Goal>
Reproduce all of the data word for word.

Data supplied>
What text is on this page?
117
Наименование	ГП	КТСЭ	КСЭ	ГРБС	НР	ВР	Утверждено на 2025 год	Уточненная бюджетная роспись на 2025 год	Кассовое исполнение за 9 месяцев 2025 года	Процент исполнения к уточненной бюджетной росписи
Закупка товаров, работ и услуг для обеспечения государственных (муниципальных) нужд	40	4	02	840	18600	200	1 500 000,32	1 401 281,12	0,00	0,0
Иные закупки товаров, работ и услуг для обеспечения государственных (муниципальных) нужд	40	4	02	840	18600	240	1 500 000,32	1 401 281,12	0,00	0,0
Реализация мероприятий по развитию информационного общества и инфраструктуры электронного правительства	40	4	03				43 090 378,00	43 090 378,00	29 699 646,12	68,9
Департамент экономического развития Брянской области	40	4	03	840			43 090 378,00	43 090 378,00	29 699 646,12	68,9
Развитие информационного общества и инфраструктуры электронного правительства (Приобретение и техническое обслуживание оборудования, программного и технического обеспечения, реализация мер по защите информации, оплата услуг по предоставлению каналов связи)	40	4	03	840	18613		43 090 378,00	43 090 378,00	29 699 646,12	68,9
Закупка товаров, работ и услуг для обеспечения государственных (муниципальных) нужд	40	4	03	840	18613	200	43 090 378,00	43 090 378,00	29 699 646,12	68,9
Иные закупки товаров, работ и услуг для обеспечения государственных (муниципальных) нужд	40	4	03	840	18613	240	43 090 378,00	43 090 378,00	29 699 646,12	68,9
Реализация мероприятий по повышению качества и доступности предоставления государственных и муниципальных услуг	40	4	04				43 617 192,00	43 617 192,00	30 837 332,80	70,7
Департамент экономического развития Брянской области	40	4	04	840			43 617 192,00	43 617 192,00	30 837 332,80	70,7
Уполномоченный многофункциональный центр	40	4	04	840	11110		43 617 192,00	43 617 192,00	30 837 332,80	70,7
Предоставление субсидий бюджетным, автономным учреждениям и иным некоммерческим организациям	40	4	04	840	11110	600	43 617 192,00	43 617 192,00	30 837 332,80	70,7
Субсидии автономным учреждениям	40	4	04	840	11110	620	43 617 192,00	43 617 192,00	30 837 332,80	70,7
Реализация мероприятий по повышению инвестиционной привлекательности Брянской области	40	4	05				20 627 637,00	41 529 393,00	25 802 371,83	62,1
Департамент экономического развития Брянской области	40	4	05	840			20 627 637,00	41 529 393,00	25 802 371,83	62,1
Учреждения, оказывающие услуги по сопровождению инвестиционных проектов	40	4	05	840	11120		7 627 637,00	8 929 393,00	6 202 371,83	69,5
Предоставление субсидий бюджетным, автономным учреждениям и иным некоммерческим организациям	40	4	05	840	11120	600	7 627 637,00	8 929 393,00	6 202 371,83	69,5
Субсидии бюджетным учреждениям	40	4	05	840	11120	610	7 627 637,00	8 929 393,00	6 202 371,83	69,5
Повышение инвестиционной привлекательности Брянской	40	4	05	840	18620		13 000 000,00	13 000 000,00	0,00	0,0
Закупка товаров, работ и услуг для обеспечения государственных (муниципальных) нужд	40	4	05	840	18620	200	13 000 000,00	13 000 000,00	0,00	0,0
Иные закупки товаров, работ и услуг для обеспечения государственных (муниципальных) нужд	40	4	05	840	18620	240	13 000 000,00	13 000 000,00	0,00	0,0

Exercise answer>
What text is on this page?
117
Наименование	ГП	КТСЭ	КСЭ	ГРБС	НР	ВР	Утверждено на 2025 год	Уточненная бюджетная роспись на 2025 год	Кассовое исполнение за 9 месяцев 2025 года	Процент исполнения к уточненной бюджетной росписи
Закупка товаров, работ и услуг для обеспечения государственных (муниципальных) нужд	40	4	02	840	18600	200	1 500 000,32	1 401 281,12	0,00	0,0
Иные закупки товаров, работ и услуг для обеспечения государственных (муниципальных) нужд	40	4	02	840	18600	240	1 500 000,32	1 401 281,12	0,00	0,0
Реализация мероприятий по развитию информационного общества и инфраструктуры электронного правительства	40	4	03				43 090 378,00	43 090 378,00	29 699 646,12	68,9
Департамент экономического развития Брянской области	40	4	03	840			43 090 378,00	43 090 378,00	29 699 646,12	68,9
Развитие информационного общества и инфраструктуры электронного правительства (Приобретение и техническое обслуживание оборудования, программного и технического обеспечения, реализация мер по защите информации, оплата услуг по предоставлению каналов связи)	40	4	03	840	18613		43 090 378,00	43 090 378,00	29 699 646,12	68,9
Закупка товаров, работ и услуг для обеспечения государственных (муниципальных) нужд	40	4	03	840	18613	200	43 090 378,00	43 090 378,00	29 699 646,12	68,9
Иные закупки товаров, работ и услуг для обеспечения государственных (муниципальных) нужд	40	4	03	840	18613	240	43 090 378,00	43 090 378,00	29 699 646,12	68,9
Реализация мероприятий по повышению качества и доступности предоставления государственных и муниципальных услуг	40	4	04				43 617 192,00	43 617 192,00	30 837 332,80	70,7
Департамент экономического развития Брянской области	40	4	04	840			43 617 192,00	43 617 192,00	30 837 332,80	70,7
Уполномоченный многофункциональный центр	40	4	04	840	11110		43 617 192,00	43 617 192,00	30 837 332,80	70,7
Предоставление субсидий бюджетным, автономным учреждениям и иным некоммерческим организациям	40	4	04	840	11110	600	43 617 192,00	43 617 192,00	30 837 332,80	70,7
Субсидии автономным учреждениям	40	4	04	840	11110	620	43 617 192,00	43 617 192,00	30 837 332,80	70,7
Реализация мероприятий по повышению инвестиционной привлекательности Брянской области	40	4	05				20 627 637,00	41 529 393,00	25 802 371,83	62,1
Департамент экономического развития Брянской области	40	4	05	840			20 627 637,00	41 529 393,00	25 802 371,83	62,1
Учреждения, оказывающие услуги по сопровождению инвестиционных проектов	40	4	05	840	11120		7 627 637,00	8 929 393,00	6 202 371,83	69,5
Предоставление субсидий бюджетным, автономным учреждениям и иным некоммерческим организациям	40	4	05	840	11120	600	7 627 637,00	8 929 393,00	6 202 371,83	69,5
Субсидии бюджетным учреждениям	40	4	05	840	11120	610	7 627 637,00	8 929 393,00	6 202 371,83	69,5
Повышение инвестиционной привлекательности Брянской	40	4	05	840	18620		13 000 000,00	13 000 000,00	0,00	0,0
Закупка товаров, работ и услуг для обеспечения государственных (муниципальных) нужд	40	4	05	840	18620	200	13 000 000,00	13 000 000,00	0,00	0,0
Иные закупки товаров, работ и услуг для обеспечения государственных (муниципальных) нужд	40	4	05	840	18620	240	13 000 000,00	13 000 000,00	0,00	0,0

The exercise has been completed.